Can you pull out each line of the data below that includes the word "Continued"?

------------------------------

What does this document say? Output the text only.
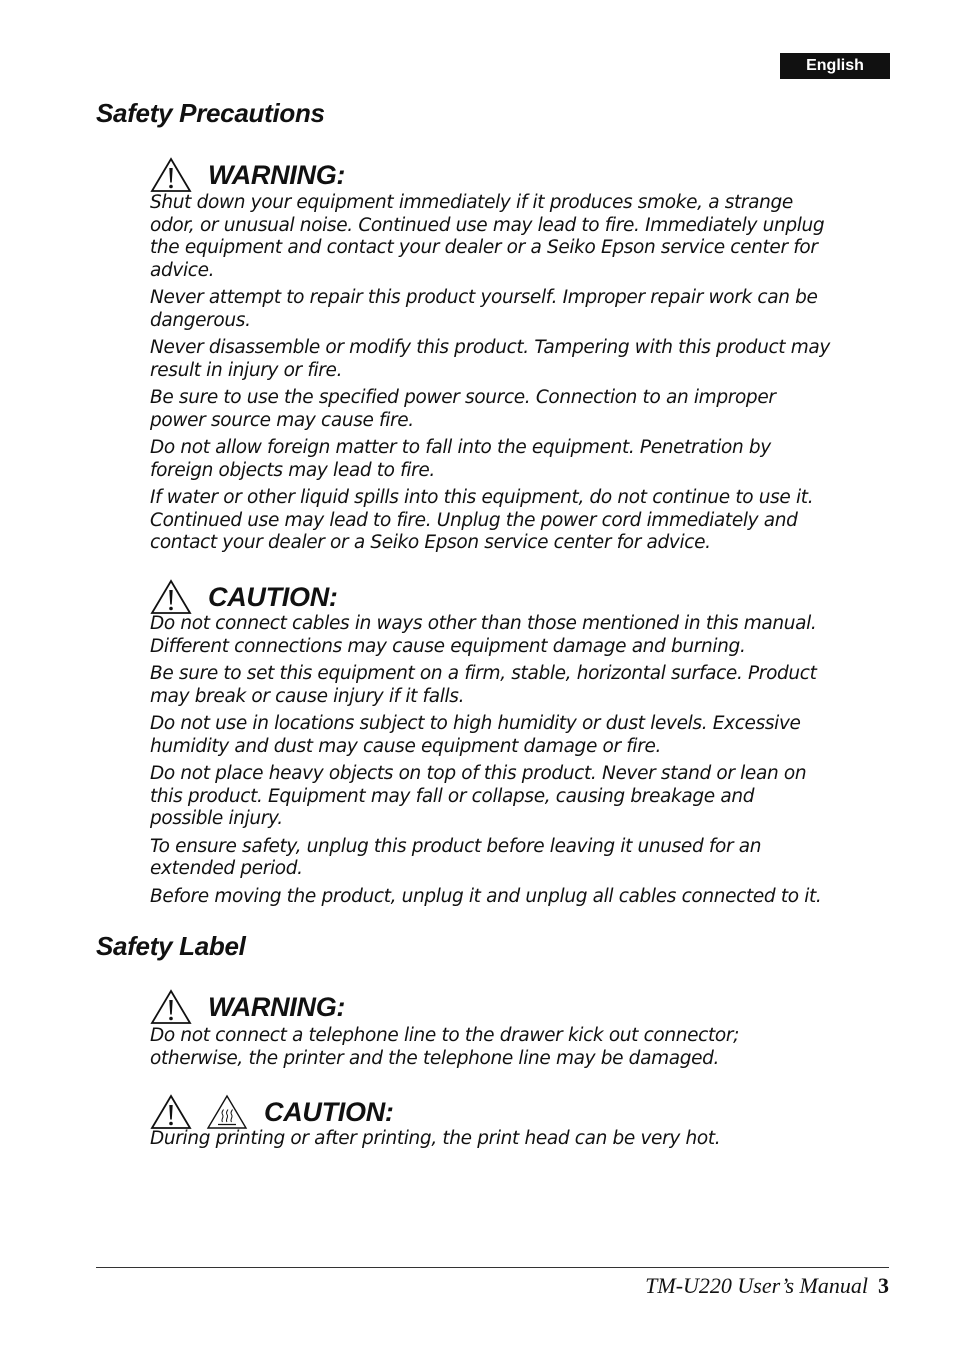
English
Safety Precautions
WARNING:
Shut down your equipment immediately if it produces smoke, a strange
odor, or unusual noise. Continued use may lead to fire. Immediately unplug
the equipment and contact your dealer or a Seiko Epson service center for
advice.
Never attempt to repair this product yourself. Improper repair work can be
dangerous.
Never disassemble or modify this product. Tampering with this product may
result in injury or fire.
Be sure to use the specified power source. Connection to an improper
power source may cause fire.
Do not allow foreign matter to fall into the equipment. Penetration by
foreign objects may lead to fire.
If water or other liquid spills into this equipment, do not continue to use it.
Continued use may lead to fire. Unplug the power cord immediately and
contact your dealer or a Seiko Epson service center for advice.
CAUTION:
Do not connect cables in ways other than those mentioned in this manual.
Different connections may cause equipment damage and burning.
Be sure to set this equipment on a firm, stable, horizontal surface. Product
may break or cause injury if it falls.
Do not use in locations subject to high humidity or dust levels. Excessive
humidity and dust may cause equipment damage or fire.
Do not place heavy objects on top of this product. Never stand or lean on
this product. Equipment may fall or collapse, causing breakage and
possible injury.
To ensure safety, unplug this product before leaving it unused for an
extended period.
Before moving the product, unplug it and unplug all cables connected to it.
Safety Label
WARNING:
Do not connect a telephone line to the drawer kick out connector;
otherwise, the printer and the telephone line may be damaged.
CAUTION:
During printing or after printing, the print head can be very hot.
TM-U220 User’s Manual 3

------------------------------

• _RESULT_
odor, or unusual noise. Continued use may lead to fire. Immediately unplug
Continued use may lead to fire. Unplug the power cord immediately and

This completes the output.